Every line below should be repeated exactly.
***** Task input
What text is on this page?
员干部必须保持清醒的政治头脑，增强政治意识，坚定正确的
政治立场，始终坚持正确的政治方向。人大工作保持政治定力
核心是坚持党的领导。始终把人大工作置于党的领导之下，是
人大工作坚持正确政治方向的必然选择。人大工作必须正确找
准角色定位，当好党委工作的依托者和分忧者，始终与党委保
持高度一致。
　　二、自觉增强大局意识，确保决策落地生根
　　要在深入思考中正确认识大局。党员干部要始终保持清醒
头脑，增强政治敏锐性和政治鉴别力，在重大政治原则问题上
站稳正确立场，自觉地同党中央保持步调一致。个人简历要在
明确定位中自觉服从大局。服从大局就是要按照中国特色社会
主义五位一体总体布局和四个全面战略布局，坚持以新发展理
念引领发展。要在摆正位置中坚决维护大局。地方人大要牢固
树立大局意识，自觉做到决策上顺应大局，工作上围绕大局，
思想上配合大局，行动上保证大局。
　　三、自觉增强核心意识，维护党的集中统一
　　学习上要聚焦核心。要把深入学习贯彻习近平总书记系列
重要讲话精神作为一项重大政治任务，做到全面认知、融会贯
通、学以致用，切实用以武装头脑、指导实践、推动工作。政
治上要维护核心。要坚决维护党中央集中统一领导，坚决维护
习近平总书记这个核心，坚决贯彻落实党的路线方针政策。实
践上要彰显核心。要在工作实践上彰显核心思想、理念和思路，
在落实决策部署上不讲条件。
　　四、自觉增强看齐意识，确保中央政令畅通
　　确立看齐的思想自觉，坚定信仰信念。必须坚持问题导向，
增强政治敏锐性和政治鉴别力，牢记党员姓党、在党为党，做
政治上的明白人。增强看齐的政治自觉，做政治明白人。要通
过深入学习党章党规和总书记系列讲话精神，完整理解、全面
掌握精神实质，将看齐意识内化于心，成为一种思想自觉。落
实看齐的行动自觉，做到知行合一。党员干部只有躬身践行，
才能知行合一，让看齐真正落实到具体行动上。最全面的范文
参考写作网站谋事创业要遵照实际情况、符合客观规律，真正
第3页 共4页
**********
__Result for this exercise__:
What text is on this page?
员干部必须保持清醒的政治头脑，增强政治意识，坚定正确的
政治立场，始终坚持正确的政治方向。人大工作保持政治定力
核心是坚持党的领导。始终把人大工作置于党的领导之下，是
人大工作坚持正确政治方向的必然选择。人大工作必须正确找
准角色定位，当好党委工作的依托者和分忧者，始终与党委保
持高度一致。
　　二、自觉增强大局意识，确保决策落地生根
　　要在深入思考中正确认识大局。党员干部要始终保持清醒
头脑，增强政治敏锐性和政治鉴别力，在重大政治原则问题上
站稳正确立场，自觉地同党中央保持步调一致。个人简历要在
明确定位中自觉服从大局。服从大局就是要按照中国特色社会
主义五位一体总体布局和四个全面战略布局，坚持以新发展理
念引领发展。要在摆正位置中坚决维护大局。地方人大要牢固
树立大局意识，自觉做到决策上顺应大局，工作上围绕大局，
思想上配合大局，行动上保证大局。
　　三、自觉增强核心意识，维护党的集中统一
　　学习上要聚焦核心。要把深入学习贯彻习近平总书记系列
重要讲话精神作为一项重大政治任务，做到全面认知、融会贯
通、学以致用，切实用以武装头脑、指导实践、推动工作。政
治上要维护核心。要坚决维护党中央集中统一领导，坚决维护
习近平总书记这个核心，坚决贯彻落实党的路线方针政策。实
践上要彰显核心。要在工作实践上彰显核心思想、理念和思路，
在落实决策部署上不讲条件。
　　四、自觉增强看齐意识，确保中央政令畅通
　　确立看齐的思想自觉，坚定信仰信念。必须坚持问题导向，
增强政治敏锐性和政治鉴别力，牢记党员姓党、在党为党，做
政治上的明白人。增强看齐的政治自觉，做政治明白人。要通
过深入学习党章党规和总书记系列讲话精神，完整理解、全面
掌握精神实质，将看齐意识内化于心，成为一种思想自觉。落
实看齐的行动自觉，做到知行合一。党员干部只有躬身践行，
才能知行合一，让看齐真正落实到具体行动上。最全面的范文
参考写作网站谋事创业要遵照实际情况、符合客观规律，真正
第3页 共4页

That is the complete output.